[WHAT YOU SHOULD DO]:
Check each line of the material for "Case" and report how many lines have it, with nothing added.

[EXTRACTED ENTRIES]:
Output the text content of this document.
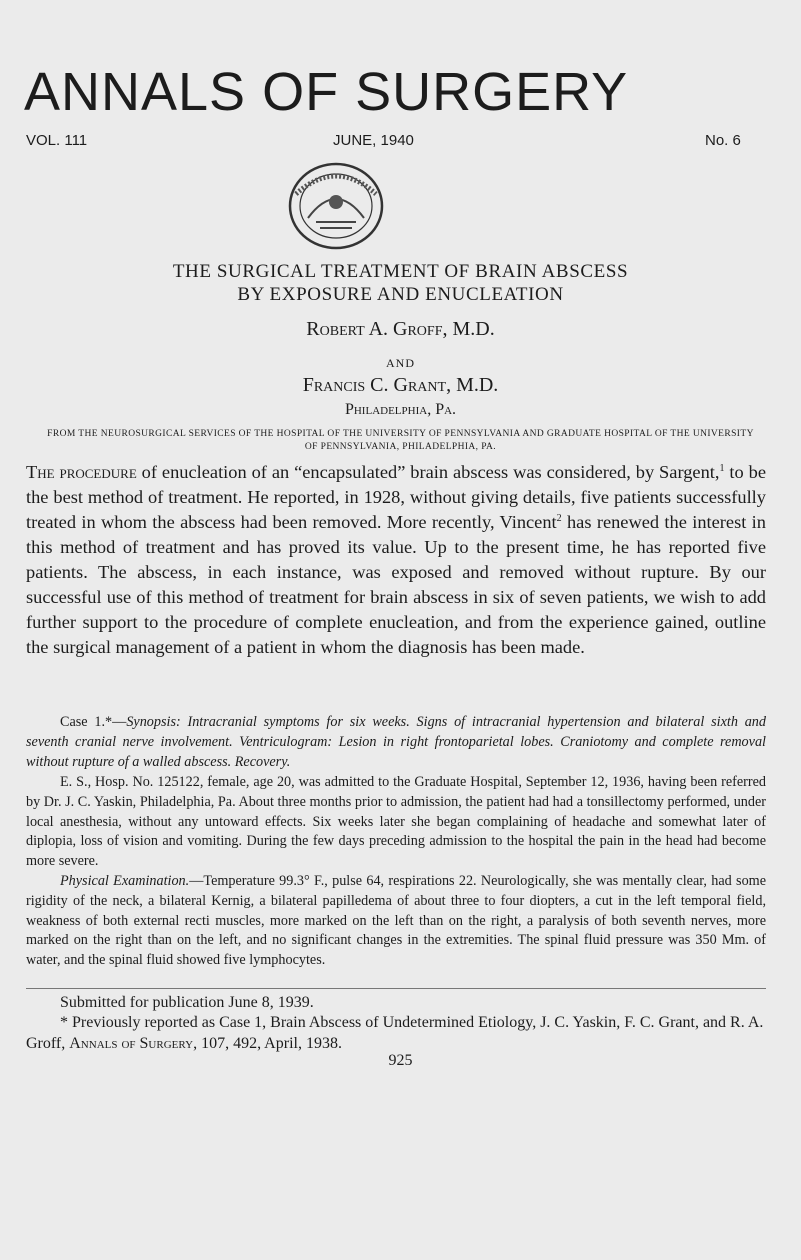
ANNALS OF SURGERY
VOL. 111	JUNE, 1940	No. 6
THE SURGICAL TREATMENT OF BRAIN ABSCESS
BY EXPOSURE AND ENUCLEATION
Robert A. Groff, M.D.
AND
Francis C. Grant, M.D.
Philadelphia, Pa.
FROM THE NEUROSURGICAL SERVICES OF THE HOSPITAL OF THE UNIVERSITY OF PENNSYLVANIA AND GRADUATE HOSPITAL OF THE UNIVERSITY OF PENNSYLVANIA, PHILADELPHIA, PA.
The procedure of enucleation of an “encapsulated” brain abscess was considered, by Sargent,$^1$ to be the best method of treatment. He reported, in 1928, without giving details, five patients successfully treated in whom the abscess had been removed. More recently, Vincent$^2$ has renewed the interest in this method of treatment and has proved its value. Up to the present time, he has reported five patients. The abscess, in each instance, was exposed and removed without rupture. By our successful use of this method of treatment for brain abscess in six of seven patients, we wish to add further support to the procedure of complete enucleation, and from the experience gained, outline the surgical management of a patient in whom the diagnosis has been made.
Case 1.*—Synopsis: Intracranial symptoms for six weeks. Signs of intracranial hypertension and bilateral sixth and seventh cranial nerve involvement. Ventriculogram: Lesion in right frontoparietal lobes. Craniotomy and complete removal without rupture of a walled abscess. Recovery.
E. S., Hosp. No. 125122, female, age 20, was admitted to the Graduate Hospital, September 12, 1936, having been referred by Dr. J. C. Yaskin, Philadelphia, Pa. About three months prior to admission, the patient had had a tonsillectomy performed, under local anesthesia, without any untoward effects. Six weeks later she began complaining of headache and somewhat later of diplopia, loss of vision and vomiting. During the few days preceding admission to the hospital the pain in the head had become more severe.
Physical Examination.—Temperature 99.3° F., pulse 64, respirations 22. Neurologically, she was mentally clear, had some rigidity of the neck, a bilateral Kernig, a bilateral papilledema of about three to four diopters, a cut in the left temporal field, weakness of both external recti muscles, more marked on the left than on the right, a paralysis of both seventh nerves, more marked on the right than on the left, and no significant changes in the extremities. The spinal fluid pressure was 350 Mm. of water, and the spinal fluid showed five lymphocytes.
Submitted for publication June 8, 1939.
* Previously reported as Case 1, Brain Abscess of Undetermined Etiology, J. C. Yaskin, F. C. Grant, and R. A. Groff, Annals of Surgery, 107, 492, April, 1938.
925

[WRITTEN SOLUTION]:
2